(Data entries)
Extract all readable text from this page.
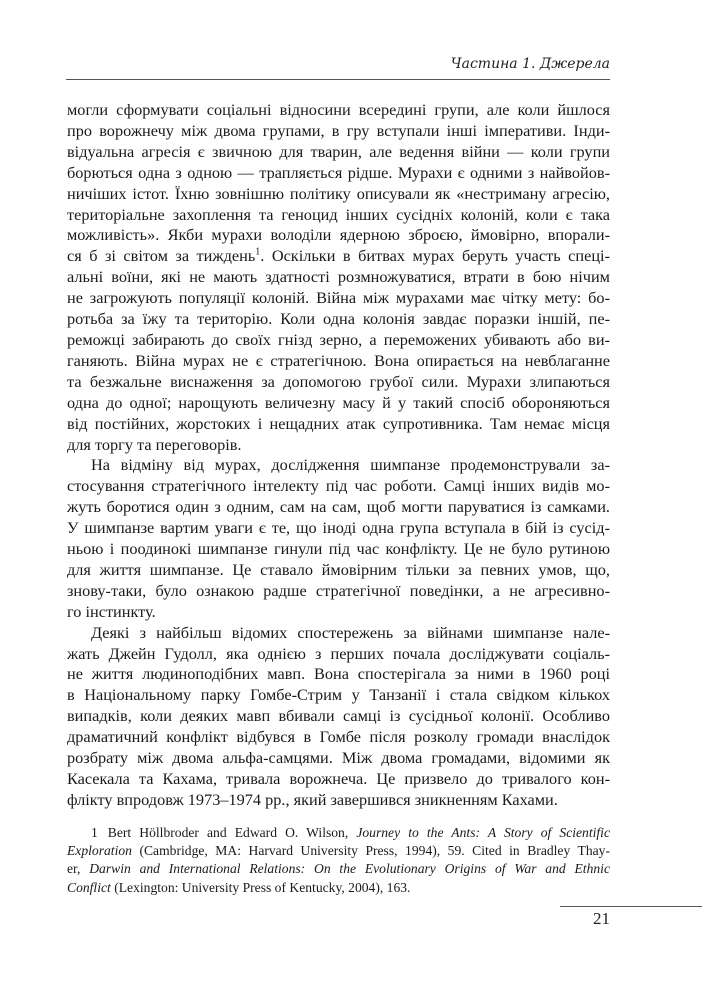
Частина 1. Джерела

могли сформувати соціальні відносини всередині групи, але коли йшлося
про ворожнечу між двома групами, в гру вступали інші імперативи. Інди-
відуальна агресія є звичною для тварин, але ведення війни — коли групи
борються одна з одною — трапляється рідше. Мурахи є одними з найвойов-
ничіших істот. Їхню зовнішню політику описували як «нестриману агресію,
територіальне захоплення та геноцид інших сусідніх колоній, коли є така
можливість». Якби мурахи володіли ядерною зброєю, ймовірно, впорали-
ся б зі світом за тиждень$^1$. Оскільки в битвах мурах беруть участь спеці-
альні воїни, які не мають здатності розмножуватися, втрати в бою нічим
не загрожують популяції колоній. Війна між мурахами має чітку мету: бо-
ротьба за їжу та територію. Коли одна колонія завдає поразки іншій, пе-
реможці забирають до своїх гнізд зерно, а переможених убивають або ви-
ганяють. Війна мурах не є стратегічною. Вона опирається на невблаганне
та безжальне виснаження за допомогою грубої сили. Мурахи злипаються
одна до одної; нарощують величезну масу й у такий спосіб обороняються
від постійних, жорстоких і нещадних атак супротивника. Там немає місця
для торгу та переговорів.

На відміну від мурах, дослідження шимпанзе продемонстрували за-
стосування стратегічного інтелекту під час роботи. Самці інших видів мо-
жуть боротися один з одним, сам на сам, щоб могти паруватися із самками.
У шимпанзе вартим уваги є те, що іноді одна група вступала в бій із сусід-
ньою і поодинокі шимпанзе гинули під час конфлікту. Це не було рутиною
для життя шимпанзе. Це ставало ймовірним тільки за певних умов, що,
знову-таки, було ознакою радше стратегічної поведінки, а не агресивно-
го інстинкту.

Деякі з найбільш відомих спостережень за війнами шимпанзе нале-
жать Джейн Гудолл, яка однією з перших почала досліджувати соціаль-
не життя людиноподібних мавп. Вона спостерігала за ними в 1960 році
в Національному парку Гомбе-Стрим у Танзанії і стала свідком кількох
випадків, коли деяких мавп вбивали самці із сусідньої колонії. Особливо
драматичний конфлікт відбувся в Гомбе після розколу громади внаслідок
розбрату між двома альфа-самцями. Між двома громадами, відомими як
Касекала та Кахама, тривала ворожнеча. Це призвело до тривалого кон-
флікту впродовж 1973–1974 рр., який завершився зникненням Кахами.

1 Bert Höllbroder and Edward O. Wilson, Journey to the Ants: A Story of Scientific
Exploration (Cambridge, MA: Harvard University Press, 1994), 59. Cited in Bradley Thay-
er, Darwin and International Relations: On the Evolutionary Origins of War and Ethnic
Conflict (Lexington: University Press of Kentucky, 2004), 163.
21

[What to work on] Select all lines with the word "групи" from the entries above.

[Full response]
могли сформувати соціальні відносини всередині групи, але коли йшлося
відуальна агресія є звичною для тварин, але ведення війни — коли групи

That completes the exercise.